#### Data for this exercise

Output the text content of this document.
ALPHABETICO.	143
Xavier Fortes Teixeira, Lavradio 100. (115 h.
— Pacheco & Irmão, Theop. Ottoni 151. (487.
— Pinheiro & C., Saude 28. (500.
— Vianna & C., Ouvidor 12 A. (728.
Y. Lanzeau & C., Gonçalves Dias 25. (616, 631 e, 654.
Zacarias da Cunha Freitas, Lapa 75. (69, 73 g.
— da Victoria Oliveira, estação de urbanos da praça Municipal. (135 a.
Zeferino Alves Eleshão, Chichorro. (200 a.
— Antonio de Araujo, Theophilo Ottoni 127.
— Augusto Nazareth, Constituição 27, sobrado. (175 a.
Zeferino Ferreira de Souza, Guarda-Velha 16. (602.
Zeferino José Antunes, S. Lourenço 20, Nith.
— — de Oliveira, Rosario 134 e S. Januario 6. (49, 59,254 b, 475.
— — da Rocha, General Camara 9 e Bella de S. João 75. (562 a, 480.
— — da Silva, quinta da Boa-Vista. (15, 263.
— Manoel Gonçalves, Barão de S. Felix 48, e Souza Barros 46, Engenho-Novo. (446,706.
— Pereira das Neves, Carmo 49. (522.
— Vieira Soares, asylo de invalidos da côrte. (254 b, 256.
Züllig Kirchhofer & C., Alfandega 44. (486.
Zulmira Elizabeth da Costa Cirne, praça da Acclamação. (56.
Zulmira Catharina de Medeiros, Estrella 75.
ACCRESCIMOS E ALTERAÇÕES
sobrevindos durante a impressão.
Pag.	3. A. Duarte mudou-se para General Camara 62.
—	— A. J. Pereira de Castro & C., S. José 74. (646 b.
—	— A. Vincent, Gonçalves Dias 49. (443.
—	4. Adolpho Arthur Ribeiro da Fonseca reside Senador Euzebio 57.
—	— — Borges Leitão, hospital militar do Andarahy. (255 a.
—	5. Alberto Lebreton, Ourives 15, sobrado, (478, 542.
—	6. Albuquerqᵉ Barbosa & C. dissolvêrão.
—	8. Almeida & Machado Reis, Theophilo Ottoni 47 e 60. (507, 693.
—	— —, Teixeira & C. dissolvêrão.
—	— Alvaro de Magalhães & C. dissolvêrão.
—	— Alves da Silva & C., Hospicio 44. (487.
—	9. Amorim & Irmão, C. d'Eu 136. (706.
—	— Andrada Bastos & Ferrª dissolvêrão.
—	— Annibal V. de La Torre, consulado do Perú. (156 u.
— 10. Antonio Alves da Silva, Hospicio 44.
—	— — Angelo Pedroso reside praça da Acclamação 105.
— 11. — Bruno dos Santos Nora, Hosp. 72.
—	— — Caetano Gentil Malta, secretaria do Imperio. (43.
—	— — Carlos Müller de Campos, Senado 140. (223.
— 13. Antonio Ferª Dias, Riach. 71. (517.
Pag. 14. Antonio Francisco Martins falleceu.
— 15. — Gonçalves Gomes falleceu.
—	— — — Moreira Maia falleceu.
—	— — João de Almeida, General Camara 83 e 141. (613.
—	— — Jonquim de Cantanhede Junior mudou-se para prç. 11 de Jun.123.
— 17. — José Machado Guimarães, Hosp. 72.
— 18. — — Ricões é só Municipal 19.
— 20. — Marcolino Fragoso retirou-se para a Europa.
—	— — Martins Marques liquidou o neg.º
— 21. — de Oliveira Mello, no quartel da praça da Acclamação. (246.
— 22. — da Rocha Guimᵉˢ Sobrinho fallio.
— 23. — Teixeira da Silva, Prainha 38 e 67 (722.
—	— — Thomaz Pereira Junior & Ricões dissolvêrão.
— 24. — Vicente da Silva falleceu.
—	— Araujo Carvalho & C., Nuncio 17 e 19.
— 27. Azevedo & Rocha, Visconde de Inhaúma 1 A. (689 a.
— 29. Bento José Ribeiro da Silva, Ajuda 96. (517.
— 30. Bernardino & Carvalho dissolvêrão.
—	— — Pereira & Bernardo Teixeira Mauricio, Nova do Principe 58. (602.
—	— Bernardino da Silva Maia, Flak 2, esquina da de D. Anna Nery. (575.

########

• [Exercise aim]:
Write out every record verbatim.

• [Reply]:
Output the text content of this document.
ALPHABETICO.	143
Xavier Fortes Teixeira, Lavradio 100. (115 h.
— Pacheco & Irmão, Theop. Ottoni 151. (487.
— Pinheiro & C., Saude 28. (500.
— Vianna & C., Ouvidor 12 A. (728.
Y. Lanzeau & C., Gonçalves Dias 25. (616, 631 e, 654.
Zacarias da Cunha Freitas, Lapa 75. (69, 73 g.
— da Victoria Oliveira, estação de urbanos da praça Municipal. (135 a.
Zeferino Alves Eleshão, Chichorro. (200 a.
— Antonio de Araujo, Theophilo Ottoni 127.
— Augusto Nazareth, Constituição 27, sobrado. (175 a.
Zeferino Ferreira de Souza, Guarda-Velha 16. (602.
Zeferino José Antunes, S. Lourenço 20, Nith.
— — de Oliveira, Rosario 134 e S. Januario 6. (49, 59,254 b, 475.
— — da Rocha, General Camara 9 e Bella de S. João 75. (562 a, 480.
— — da Silva, quinta da Boa-Vista. (15, 263.
— Manoel Gonçalves, Barão de S. Felix 48, e Souza Barros 46, Engenho-Novo. (446,706.
— Pereira das Neves, Carmo 49. (522.
— Vieira Soares, asylo de invalidos da côrte. (254 b, 256.
Züllig Kirchhofer & C., Alfandega 44. (486.
Zulmira Elizabeth da Costa Cirne, praça da Acclamação. (56.
Zulmira Catharina de Medeiros, Estrella 75.
ACCRESCIMOS E ALTERAÇÕES
sobrevindos durante a impressão.
Pag.	3. A. Duarte mudou-se para General Camara 62.
—	— A. J. Pereira de Castro & C., S. José 74. (646 b.
—	— A. Vincent, Gonçalves Dias 49. (443.
—	4. Adolpho Arthur Ribeiro da Fonseca reside Senador Euzebio 57.
—	— — Borges Leitão, hospital militar do Andarahy. (255 a.
—	5. Alberto Lebreton, Ourives 15, sobrado, (478, 542.
—	6. Albuquerqᵉ Barbosa & C. dissolvêrão.
—	8. Almeida & Machado Reis, Theophilo Ottoni 47 e 60. (507, 693.
—	— —, Teixeira & C. dissolvêrão.
—	— Alvaro de Magalhães & C. dissolvêrão.
—	— Alves da Silva & C., Hospicio 44. (487.
—	9. Amorim & Irmão, C. d'Eu 136. (706.
—	— Andrada Bastos & Ferrª dissolvêrão.
—	— Annibal V. de La Torre, consulado do Perú. (156 u.
— 10. Antonio Alves da Silva, Hospicio 44.
—	— — Angelo Pedroso reside praça da Acclamação 105.
— 11. — Bruno dos Santos Nora, Hosp. 72.
—	— — Caetano Gentil Malta, secretaria do Imperio. (43.
—	— — Carlos Müller de Campos, Senado 140. (223.
— 13. Antonio Ferª Dias, Riach. 71. (517.
Pag. 14. Antonio Francisco Martins falleceu.
— 15. — Gonçalves Gomes falleceu.
—	— — — Moreira Maia falleceu.
—	— — João de Almeida, General Camara 83 e 141. (613.
—	— — Jonquim de Cantanhede Junior mudou-se para prç. 11 de Jun.123.
— 17. — José Machado Guimarães, Hosp. 72.
— 18. — — Ricões é só Municipal 19.
— 20. — Marcolino Fragoso retirou-se para a Europa.
—	— — Martins Marques liquidou o neg.º
— 21. — de Oliveira Mello, no quartel da praça da Acclamação. (246.
— 22. — da Rocha Guimᵉˢ Sobrinho fallio.
— 23. — Teixeira da Silva, Prainha 38 e 67 (722.
—	— — Thomaz Pereira Junior & Ricões dissolvêrão.
— 24. — Vicente da Silva falleceu.
—	— Araujo Carvalho & C., Nuncio 17 e 19.
— 27. Azevedo & Rocha, Visconde de Inhaúma 1 A. (689 a.
— 29. Bento José Ribeiro da Silva, Ajuda 96. (517.
— 30. Bernardino & Carvalho dissolvêrão.
—	— — Pereira & Bernardo Teixeira Mauricio, Nova do Principe 58. (602.
—	— Bernardino da Silva Maia, Flak 2, esquina da de D. Anna Nery. (575.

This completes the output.